══ Input material ══
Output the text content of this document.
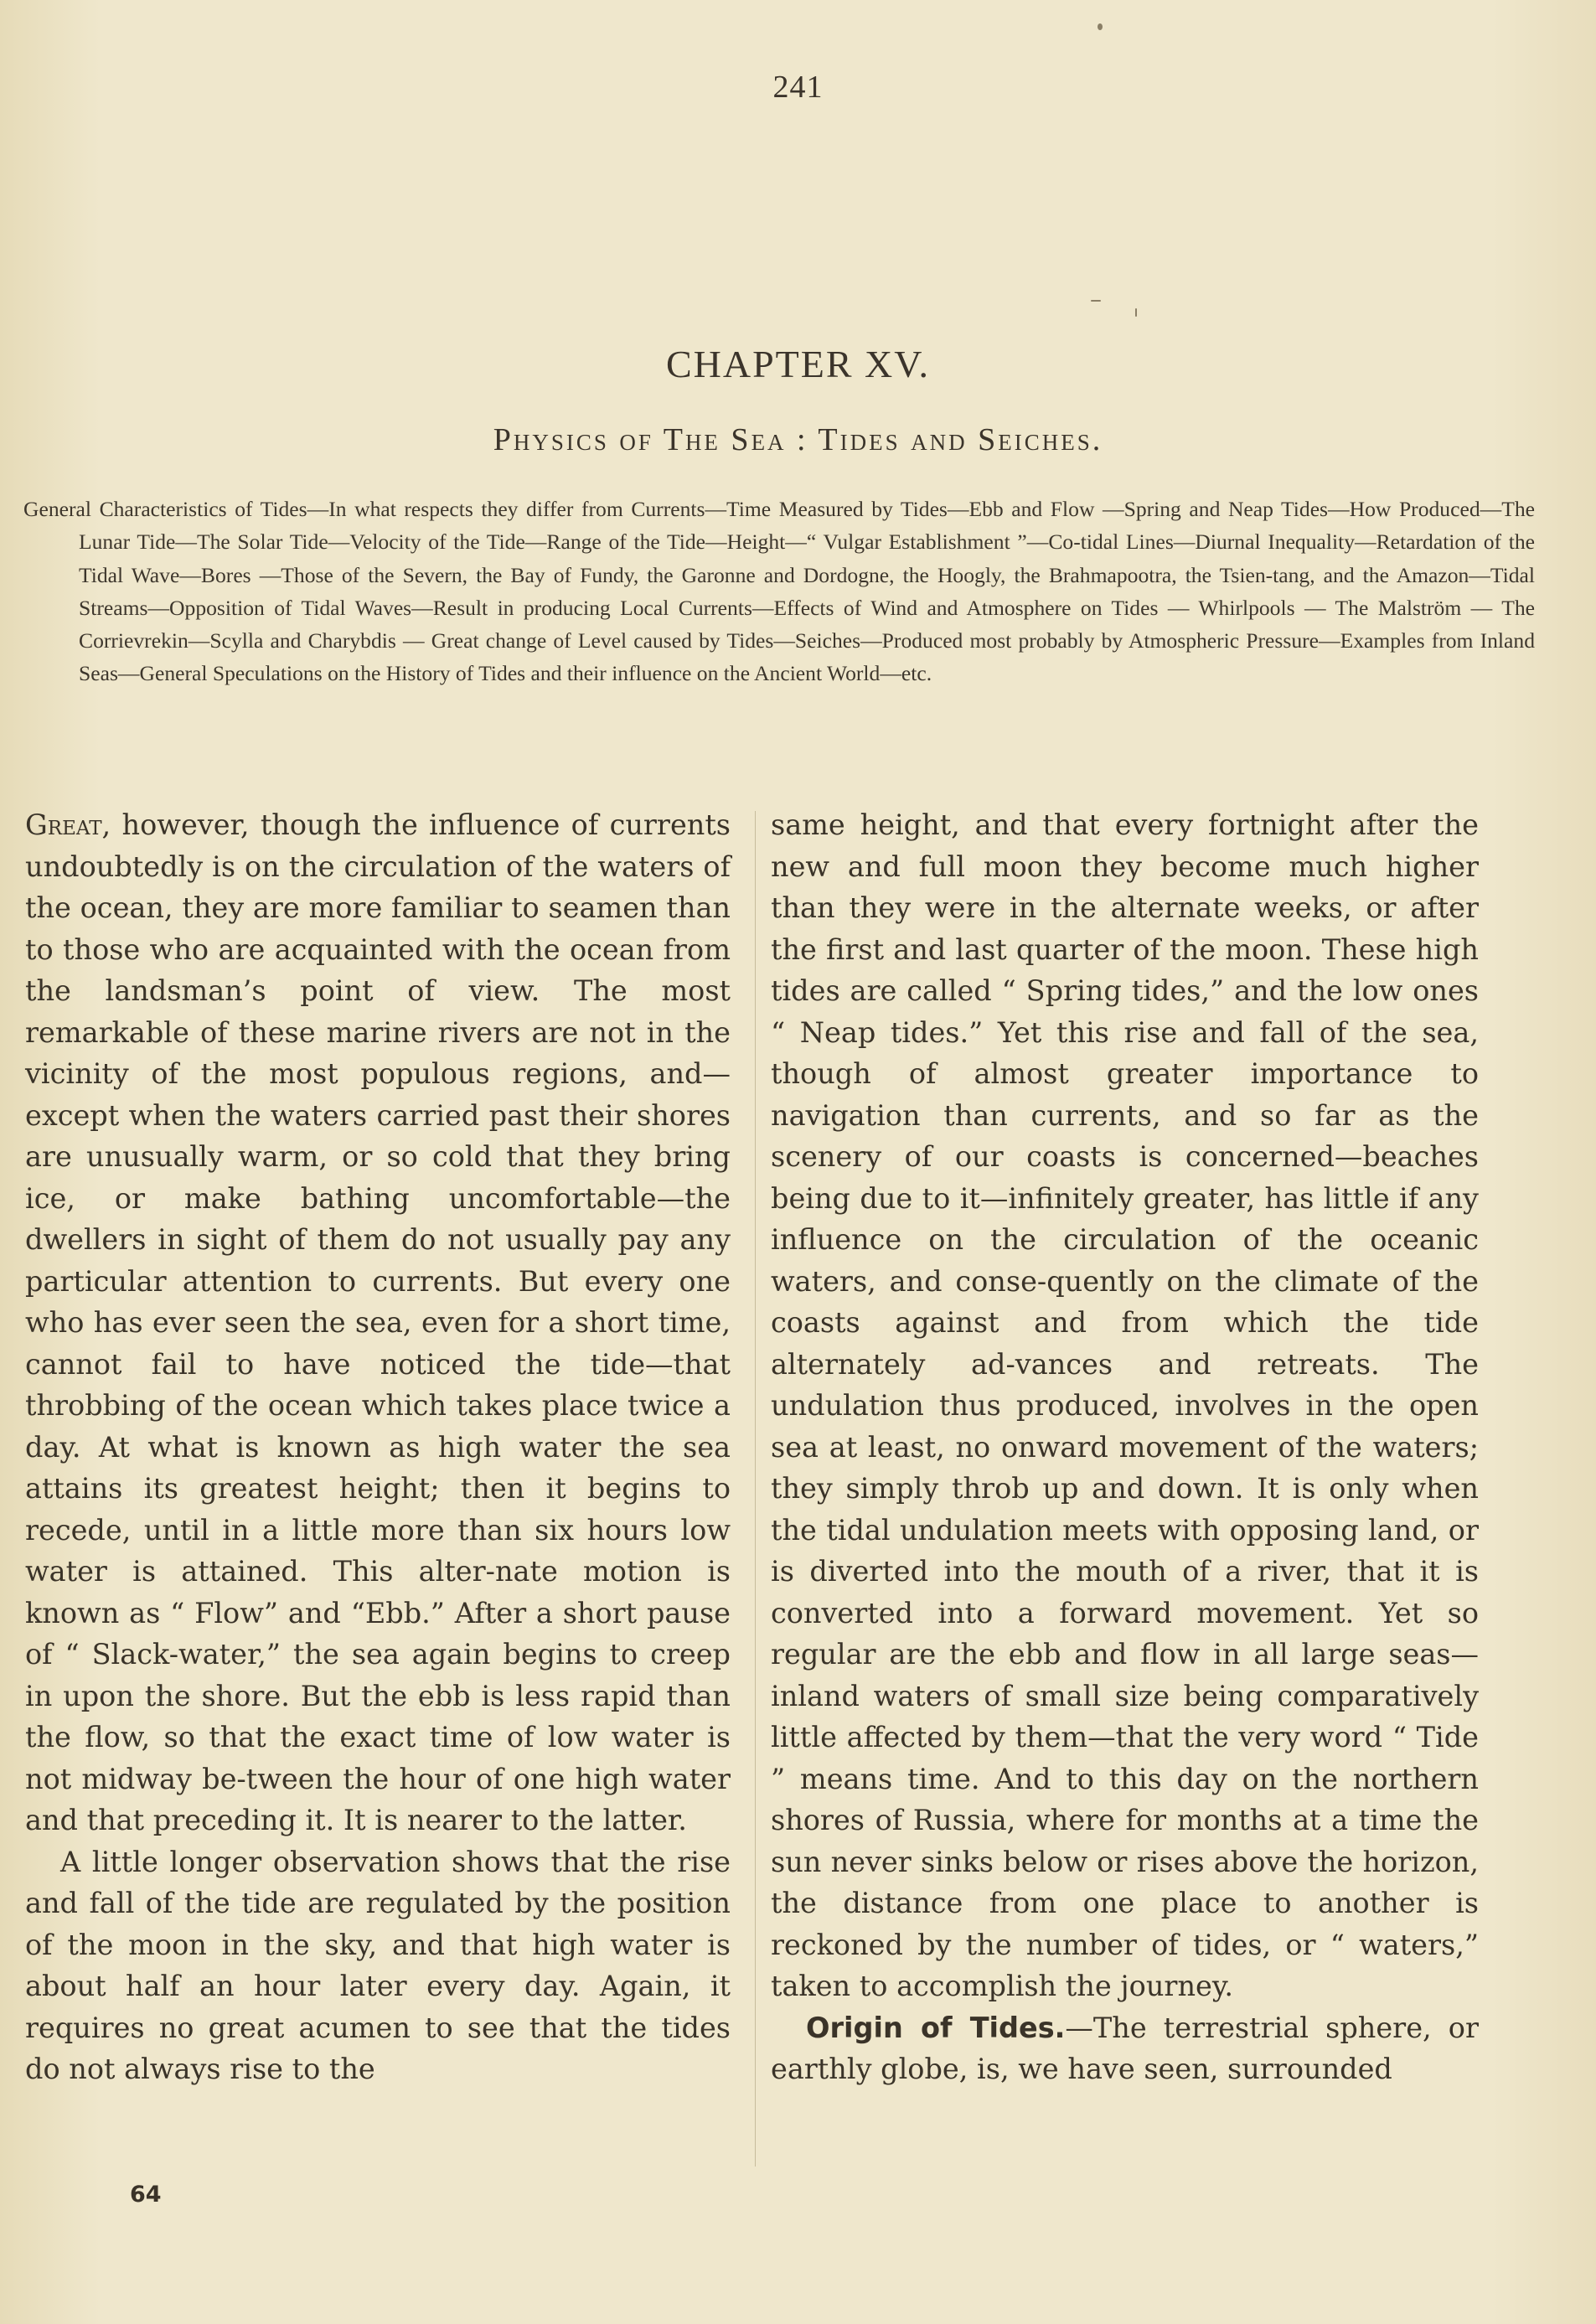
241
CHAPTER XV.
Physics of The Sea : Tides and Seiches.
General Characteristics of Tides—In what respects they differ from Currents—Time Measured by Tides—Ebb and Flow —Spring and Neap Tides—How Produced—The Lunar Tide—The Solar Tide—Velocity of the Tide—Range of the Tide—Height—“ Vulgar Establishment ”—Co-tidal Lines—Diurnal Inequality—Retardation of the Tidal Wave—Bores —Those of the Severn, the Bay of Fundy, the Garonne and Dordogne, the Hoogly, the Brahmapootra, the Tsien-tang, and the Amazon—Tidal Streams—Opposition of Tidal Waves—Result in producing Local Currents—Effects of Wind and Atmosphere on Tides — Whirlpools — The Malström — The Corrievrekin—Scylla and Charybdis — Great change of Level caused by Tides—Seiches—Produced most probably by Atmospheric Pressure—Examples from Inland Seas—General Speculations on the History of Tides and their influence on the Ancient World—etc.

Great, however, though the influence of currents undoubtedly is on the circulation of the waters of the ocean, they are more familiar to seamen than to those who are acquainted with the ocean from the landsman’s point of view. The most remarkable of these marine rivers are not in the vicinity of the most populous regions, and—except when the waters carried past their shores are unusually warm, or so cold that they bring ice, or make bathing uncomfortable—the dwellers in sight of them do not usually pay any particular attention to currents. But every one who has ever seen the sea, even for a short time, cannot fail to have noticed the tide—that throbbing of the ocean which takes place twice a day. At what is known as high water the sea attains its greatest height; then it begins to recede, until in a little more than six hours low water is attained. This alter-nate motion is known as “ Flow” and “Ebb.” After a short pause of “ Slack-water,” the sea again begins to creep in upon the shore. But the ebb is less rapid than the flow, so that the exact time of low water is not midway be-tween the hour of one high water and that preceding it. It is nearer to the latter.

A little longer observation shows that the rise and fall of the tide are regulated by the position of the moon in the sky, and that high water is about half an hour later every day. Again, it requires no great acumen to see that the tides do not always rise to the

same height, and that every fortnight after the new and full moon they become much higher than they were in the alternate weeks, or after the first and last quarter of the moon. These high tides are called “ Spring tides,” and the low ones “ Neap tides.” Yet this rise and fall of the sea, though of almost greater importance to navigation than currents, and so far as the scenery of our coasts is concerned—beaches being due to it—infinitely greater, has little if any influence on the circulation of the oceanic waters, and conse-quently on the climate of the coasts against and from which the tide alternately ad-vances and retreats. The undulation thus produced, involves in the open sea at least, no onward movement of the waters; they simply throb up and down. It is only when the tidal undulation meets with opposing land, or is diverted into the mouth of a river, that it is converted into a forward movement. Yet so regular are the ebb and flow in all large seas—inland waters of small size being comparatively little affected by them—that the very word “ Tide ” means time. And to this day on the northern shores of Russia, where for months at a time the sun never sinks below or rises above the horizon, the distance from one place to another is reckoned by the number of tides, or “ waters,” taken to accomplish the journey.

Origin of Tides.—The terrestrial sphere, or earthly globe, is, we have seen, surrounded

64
═══
Work instructions.
Output nothing but the number of lines in the data containing the string "Seiches".

Solution below.
2